◆ **DATA TO PROCESS**:
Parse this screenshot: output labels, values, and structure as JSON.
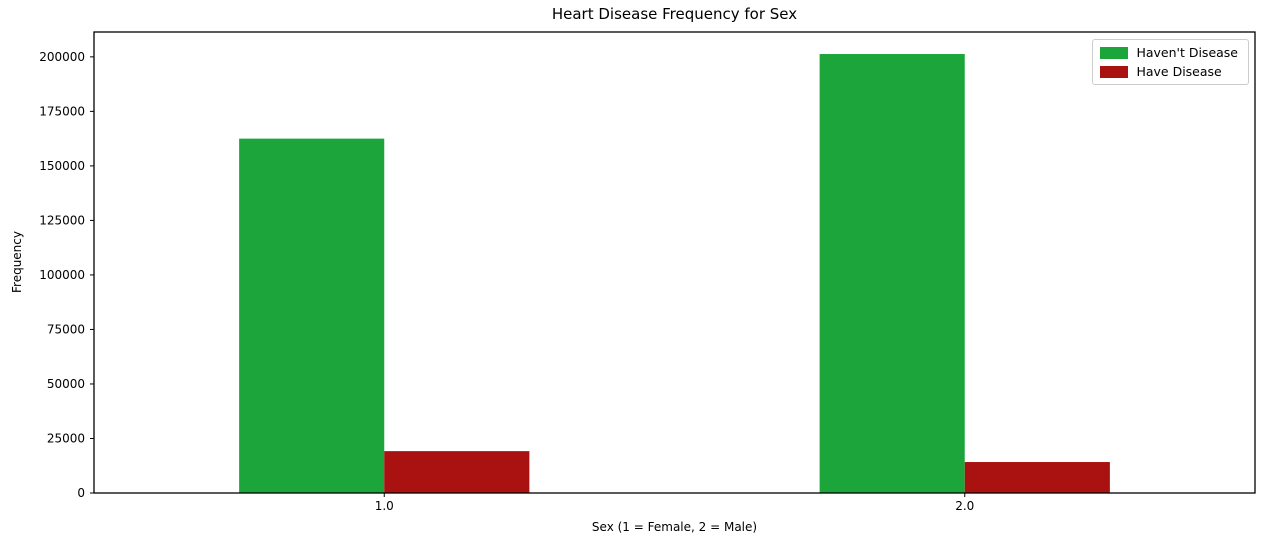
{
  "chart_data": {
    "type": "bar",
    "title": "Heart Disease Frequency for Sex",
    "xlabel": "Sex (1 = Female, 2 = Male)",
    "ylabel": "Frequency",
    "categories": [
      "1.0",
      "2.0"
    ],
    "series": [
      {
        "name": "Haven't Disease",
        "color": "#1CA53B",
        "values": [
          162500,
          201300
        ]
      },
      {
        "name": "Have Disease",
        "color": "#AA1111",
        "values": [
          19200,
          14200
        ]
      }
    ],
    "ylim": [
      0,
      211400
    ],
    "yticks": [
      0,
      25000,
      50000,
      75000,
      100000,
      125000,
      150000,
      175000,
      200000
    ],
    "grid": false,
    "legend_position": "upper right",
    "background_color": "#ffffff",
    "spine_color": "#000000"
  }
}
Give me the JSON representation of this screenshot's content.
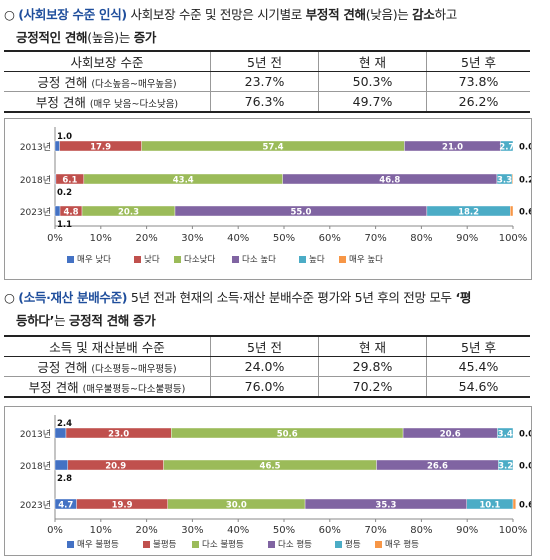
{
  "section1": {
    "bullet": "○",
    "tag": "(사회보장 수준 인식)",
    "text_a": " 사회보장 수준 및 전망은 시기별로 ",
    "bold_a": "부정적 견해",
    "text_b": "(낮음)는 ",
    "bold_b": "감소",
    "text_c": "하고",
    "line2_bold": "긍정적인 견해",
    "line2_text": "(높음)는 ",
    "line2_bold2": "증가"
  },
  "table1": {
    "headers": [
      "사회보장 수준",
      "5년 전",
      "현 재",
      "5년 후"
    ],
    "rows": [
      {
        "label": "긍정 견해",
        "note": "(다소높음~매우높음)",
        "values": [
          "23.7%",
          "50.3%",
          "73.8%"
        ]
      },
      {
        "label": "부정 견해",
        "note": "(매우 낮음~다소낮음)",
        "values": [
          "76.3%",
          "49.7%",
          "26.2%"
        ]
      }
    ]
  },
  "section2": {
    "bullet": "○",
    "tag": "(소득·재산 분배수준)",
    "text_a": " 5년 전과 현재의 소득·재산 분배수준 평가와 5년 후의 전망 모두 ",
    "bold_a": "‘평",
    "line2_bold": "등하다’",
    "line2_text": "는 ",
    "line2_bold2": "긍정적 견해 증가"
  },
  "table2": {
    "headers": [
      "소득 및 재산분배 수준",
      "5년 전",
      "현 재",
      "5년 후"
    ],
    "rows": [
      {
        "label": "긍정 견해",
        "note": "(다소평등~매우평등)",
        "values": [
          "24.0%",
          "29.8%",
          "45.4%"
        ]
      },
      {
        "label": "부정 견해",
        "note": "(매우불평등~다소불평등)",
        "values": [
          "76.0%",
          "70.2%",
          "54.6%"
        ]
      }
    ]
  },
  "chart_data": [
    {
      "type": "bar",
      "orientation": "horizontal",
      "stacked": true,
      "categories": [
        "2013년",
        "2018년",
        "2023년"
      ],
      "xlim": [
        0,
        100
      ],
      "xticks": [
        "0%",
        "10%",
        "20%",
        "30%",
        "40%",
        "50%",
        "60%",
        "70%",
        "80%",
        "90%",
        "100%"
      ],
      "colors": [
        "#4472c4",
        "#c0504d",
        "#9bbb59",
        "#8064a2",
        "#4bacc6",
        "#f79646"
      ],
      "series": [
        {
          "name": "매우 낮다",
          "values": [
            1.0,
            0.2,
            1.1
          ]
        },
        {
          "name": "낮다",
          "values": [
            17.9,
            6.1,
            4.8
          ]
        },
        {
          "name": "다소낮다",
          "values": [
            57.4,
            43.4,
            20.3
          ]
        },
        {
          "name": "다소 높다",
          "values": [
            21.0,
            46.8,
            55.0
          ]
        },
        {
          "name": "높다",
          "values": [
            2.7,
            3.3,
            18.2
          ]
        },
        {
          "name": "매우 높다",
          "values": [
            0.0,
            0.2,
            0.6
          ]
        }
      ],
      "legend": "bottom",
      "grid": false
    },
    {
      "type": "bar",
      "orientation": "horizontal",
      "stacked": true,
      "categories": [
        "2013년",
        "2018년",
        "2023년"
      ],
      "xlim": [
        0,
        100
      ],
      "xticks": [
        "0%",
        "10%",
        "20%",
        "30%",
        "40%",
        "50%",
        "60%",
        "70%",
        "80%",
        "90%",
        "100%"
      ],
      "colors": [
        "#4472c4",
        "#c0504d",
        "#9bbb59",
        "#8064a2",
        "#4bacc6",
        "#f79646"
      ],
      "series": [
        {
          "name": "매우 불평등",
          "values": [
            2.4,
            2.8,
            4.7
          ]
        },
        {
          "name": "불평등",
          "values": [
            23.0,
            20.9,
            19.9
          ]
        },
        {
          "name": "다소 불평등",
          "values": [
            50.6,
            46.5,
            30.0
          ]
        },
        {
          "name": "다소 평등",
          "values": [
            20.6,
            26.6,
            35.3
          ]
        },
        {
          "name": "평등",
          "values": [
            3.4,
            3.2,
            10.1
          ]
        },
        {
          "name": "매우 평등",
          "values": [
            0.0,
            0.0,
            0.6
          ]
        }
      ],
      "legend": "bottom",
      "grid": false
    }
  ]
}
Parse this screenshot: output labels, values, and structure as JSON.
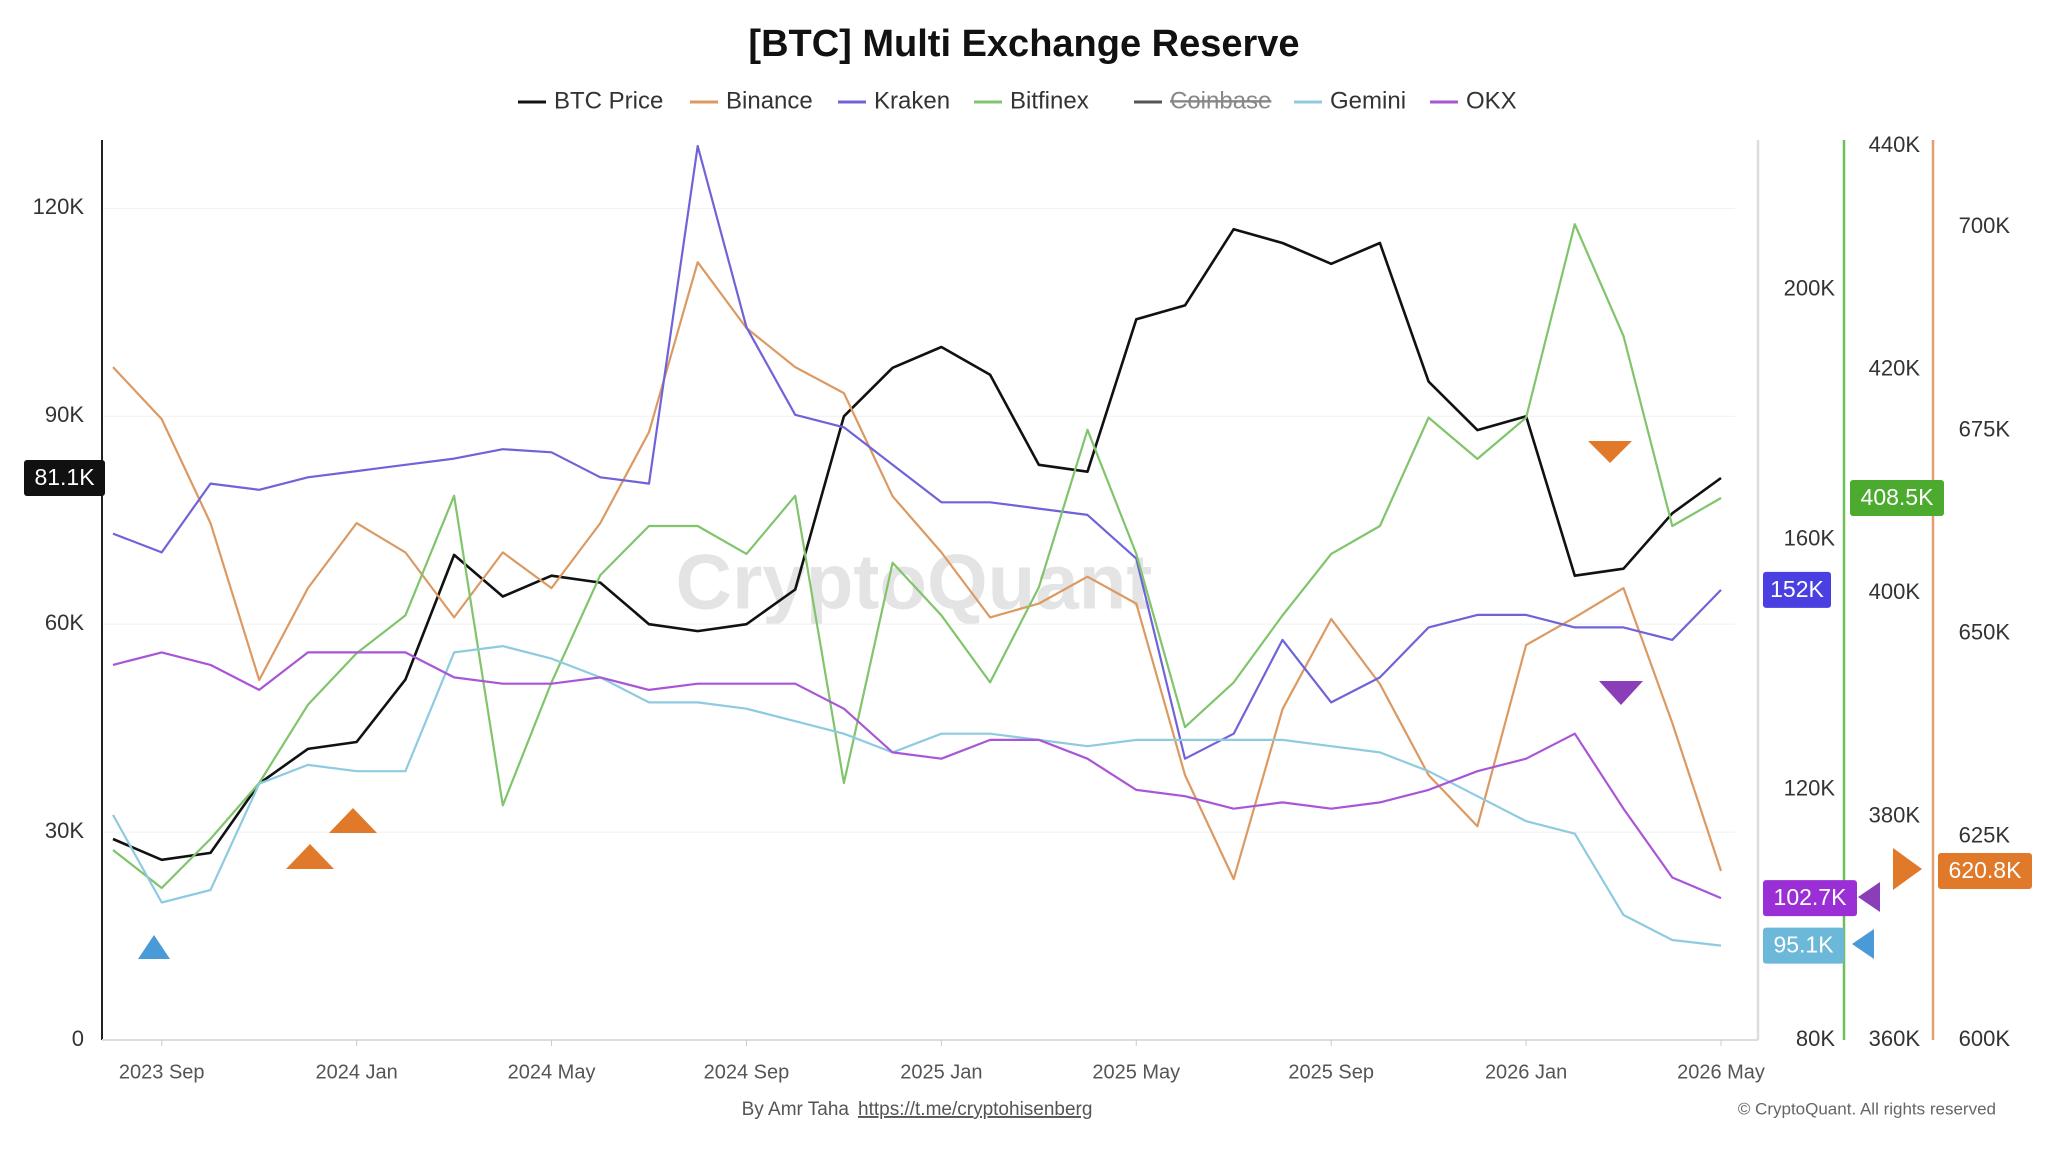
{
  "chart_data": {
    "type": "line",
    "title": "[BTC] Multi Exchange Reserve",
    "watermark": "CryptoQuant",
    "credit": "By Amr Taha",
    "link": "https://t.me/cryptohisenberg",
    "copyright": "© CryptoQuant. All rights reserved",
    "grid": true,
    "legend": "top",
    "x": [
      "2023-08",
      "2023-09",
      "2023-10",
      "2023-11",
      "2023-12",
      "2024-01",
      "2024-02",
      "2024-03",
      "2024-04",
      "2024-05",
      "2024-06",
      "2024-07",
      "2024-08",
      "2024-09",
      "2024-10",
      "2024-11",
      "2024-12",
      "2025-01",
      "2025-02",
      "2025-03",
      "2025-04",
      "2025-05",
      "2025-06",
      "2025-07",
      "2025-08",
      "2025-09",
      "2025-10",
      "2025-11",
      "2025-12",
      "2026-01",
      "2026-02",
      "2026-03",
      "2026-04",
      "2026-05"
    ],
    "xlim": [
      "2023-08",
      "2026-05"
    ],
    "xticks": [
      {
        "value": "2023-09",
        "label": "2023 Sep"
      },
      {
        "value": "2024-01",
        "label": "2024 Jan"
      },
      {
        "value": "2024-05",
        "label": "2024 May"
      },
      {
        "value": "2024-09",
        "label": "2024 Sep"
      },
      {
        "value": "2025-01",
        "label": "2025 Jan"
      },
      {
        "value": "2025-05",
        "label": "2025 May"
      },
      {
        "value": "2025-09",
        "label": "2025 Sep"
      },
      {
        "value": "2026-01",
        "label": "2026 Jan"
      },
      {
        "value": "2026-05",
        "label": "2026 May"
      }
    ],
    "ylim": [
      0,
      129
    ],
    "yticks": [
      0,
      {
        "value": 30,
        "label": "30K"
      },
      {
        "value": 60,
        "label": "60K"
      },
      {
        "value": 90,
        "label": "90K"
      },
      {
        "value": 120,
        "label": "120K"
      }
    ],
    "y2lim": [
      80,
      223
    ],
    "y2ticks": [
      {
        "value": 80,
        "label": "80K"
      },
      {
        "value": 120,
        "label": "120K"
      },
      {
        "value": 160,
        "label": "160K"
      },
      {
        "value": 200,
        "label": "200K"
      }
    ],
    "y3lim": [
      360,
      440
    ],
    "y3ticks": [
      {
        "value": 360,
        "label": "360K"
      },
      {
        "value": 380,
        "label": "380K"
      },
      {
        "value": 400,
        "label": "400K"
      },
      {
        "value": 420,
        "label": "420K"
      },
      {
        "value": 440,
        "label": "440K"
      }
    ],
    "y4lim": [
      600,
      710
    ],
    "y4ticks": [
      {
        "value": 600,
        "label": "600K"
      },
      {
        "value": 625,
        "label": "625K"
      },
      {
        "value": 650,
        "label": "650K"
      },
      {
        "value": 675,
        "label": "675K"
      },
      {
        "value": 700,
        "label": "700K"
      }
    ],
    "series": [
      {
        "name": "BTC Price",
        "color": "#111111",
        "axis": "y",
        "badge_color": "#111111",
        "last_value_label": "81.1K",
        "values": [
          29,
          26,
          27,
          37,
          42,
          43,
          52,
          70,
          64,
          67,
          66,
          60,
          59,
          60,
          65,
          90,
          97,
          100,
          96,
          83,
          82,
          104,
          106,
          117,
          115,
          112,
          115,
          95,
          88,
          90,
          67,
          68,
          76,
          81.1
        ]
      },
      {
        "name": "Binance",
        "color": "#dc9a62",
        "axis": "y4",
        "badge_color": "#e07a2a",
        "last_value_label": "620.8K",
        "values": [
          682.8,
          676.4,
          663.6,
          644.3,
          655.6,
          663.6,
          660,
          652,
          660,
          655.6,
          663.6,
          674.8,
          695.7,
          687.6,
          682.8,
          679.6,
          666.9,
          660,
          652,
          653.7,
          657,
          653.7,
          632.6,
          619.8,
          640.7,
          651.8,
          643.8,
          632.6,
          626.3,
          648.6,
          652,
          655.6,
          639,
          620.8
        ]
      },
      {
        "name": "Kraken",
        "color": "#6f63d8",
        "axis": "y2",
        "badge_color": "#4a3fe0",
        "last_value_label": "152K",
        "values": [
          161,
          158,
          169,
          168,
          170,
          171,
          172,
          173,
          174.5,
          174,
          170,
          169,
          223,
          194,
          180,
          178,
          172,
          166,
          166,
          165,
          164,
          157,
          125,
          129,
          144,
          134,
          138,
          146,
          148,
          148,
          146,
          146,
          144,
          152
        ]
      },
      {
        "name": "Bitfinex",
        "color": "#80c46c",
        "axis": "y3",
        "badge_color": "#4caa2f",
        "last_value_label": "408.5K",
        "values": [
          377,
          373.6,
          378,
          383,
          390,
          394.6,
          398,
          408.7,
          381,
          392,
          401.6,
          406,
          406,
          403.5,
          408.7,
          383,
          402.7,
          398,
          392,
          400.5,
          414.6,
          403.5,
          388,
          392,
          398,
          403.5,
          406,
          415.7,
          412,
          415.7,
          433,
          423,
          406,
          408.5
        ]
      },
      {
        "name": "Coinbase",
        "color": "#555555",
        "visible": false
      },
      {
        "name": "Gemini",
        "color": "#8ecbe0",
        "axis": "y2",
        "badge_color": "#6bb8d8",
        "last_value_label": "95.1K",
        "values": [
          116,
          102,
          104,
          121,
          124,
          123,
          123,
          142,
          143,
          141,
          138,
          134,
          134,
          133,
          131,
          129,
          126,
          129,
          129,
          128,
          127,
          128,
          128,
          128,
          128,
          127,
          126,
          123,
          119,
          115,
          113,
          100,
          96,
          95.1
        ]
      },
      {
        "name": "OKX",
        "color": "#a956d6",
        "axis": "y2",
        "badge_color": "#9b2fd6",
        "last_value_label": "102.7K",
        "values": [
          140,
          142,
          140,
          136,
          142,
          142,
          142,
          138,
          137,
          137,
          138,
          136,
          137,
          137,
          137,
          133,
          126,
          125,
          128,
          128,
          125,
          120,
          119,
          117,
          118,
          117,
          118,
          120,
          123,
          125,
          129,
          117,
          106,
          102.7
        ]
      }
    ]
  }
}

◆ **WORK INSTRUCTIONS**:
Show each line in the entries that holds the string "title".

◆ **RESULT OF THE EXERCISE**:
    "title": "Heart Disease Frequency for Sex",
    "title": "[BTC] Multi Exchange Reserve",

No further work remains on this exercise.